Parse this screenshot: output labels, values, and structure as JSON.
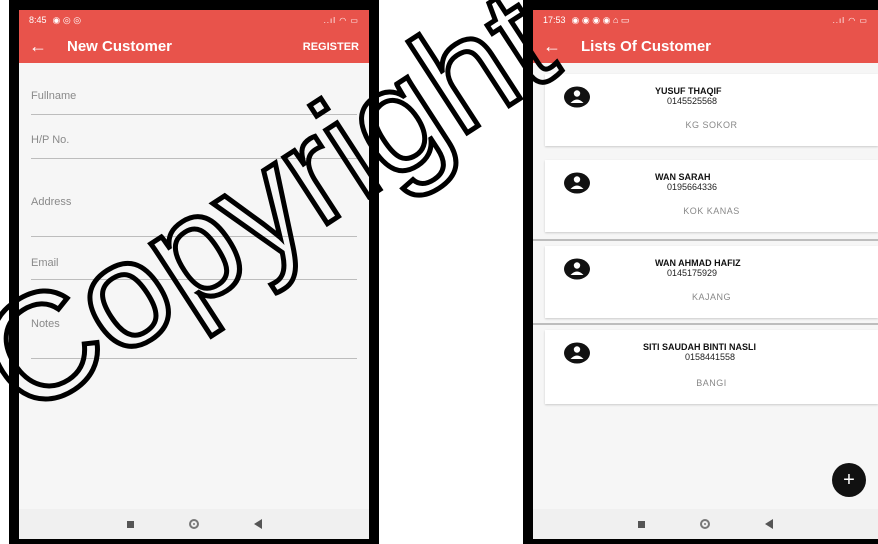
{
  "left_phone": {
    "status": {
      "time": "8:45",
      "icons": "◉ ◎ ◎",
      "right": "..ıl ◠ ▭"
    },
    "appbar": {
      "back": "←",
      "title": "New Customer",
      "action": "REGISTER"
    },
    "fields": [
      {
        "placeholder": "Fullname"
      },
      {
        "placeholder": "H/P No."
      },
      {
        "placeholder": "Address"
      },
      {
        "placeholder": "Email"
      },
      {
        "placeholder": "Notes"
      }
    ]
  },
  "right_phone": {
    "status": {
      "time": "17:53",
      "icons": "◉ ◉ ◉ ◉ ⌂ ▭",
      "right": "..ıl ◠ ▭"
    },
    "appbar": {
      "back": "←",
      "title": "Lists Of Customer"
    },
    "customers": [
      {
        "name": "YUSUF THAQIF",
        "phone": "0145525568",
        "address": "KG SOKOR"
      },
      {
        "name": "WAN SARAH",
        "phone": "0195664336",
        "address": "KOK KANAS"
      },
      {
        "name": "WAN AHMAD HAFIZ",
        "phone": "0145175929",
        "address": "KAJANG"
      },
      {
        "name": "SITI SAUDAH BINTI NASLI",
        "phone": "0158441558",
        "address": "BANGI"
      }
    ],
    "fab": "+"
  },
  "watermark": {
    "text": "Copyright"
  },
  "colors": {
    "appbar": "#e8534b",
    "fab": "#111111"
  }
}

[To be done]: Extract the text of all the records above verbatim, excluding pictures.

[Problem solution]:
Parse this screenshot: output labels, values, and structure as JSON.
{
  "left_phone": {
    "status": {
      "time": "8:45",
      "icons": "◉ ◎ ◎",
      "right": "..ıl ◠ ▭"
    },
    "appbar": {
      "back": "←",
      "title": "New Customer",
      "action": "REGISTER"
    },
    "fields": [
      {
        "placeholder": "Fullname"
      },
      {
        "placeholder": "H/P No."
      },
      {
        "placeholder": "Address"
      },
      {
        "placeholder": "Email"
      },
      {
        "placeholder": "Notes"
      }
    ]
  },
  "right_phone": {
    "status": {
      "time": "17:53",
      "icons": "◉ ◉ ◉ ◉ ⌂ ▭",
      "right": "..ıl ◠ ▭"
    },
    "appbar": {
      "back": "←",
      "title": "Lists Of Customer"
    },
    "customers": [
      {
        "name": "YUSUF THAQIF",
        "phone": "0145525568",
        "address": "KG SOKOR"
      },
      {
        "name": "WAN SARAH",
        "phone": "0195664336",
        "address": "KOK KANAS"
      },
      {
        "name": "WAN AHMAD HAFIZ",
        "phone": "0145175929",
        "address": "KAJANG"
      },
      {
        "name": "SITI SAUDAH BINTI NASLI",
        "phone": "0158441558",
        "address": "BANGI"
      }
    ],
    "fab": "+"
  },
  "watermark": {
    "text": "Copyright"
  },
  "colors": {
    "appbar": "#e8534b",
    "fab": "#111111"
  }
}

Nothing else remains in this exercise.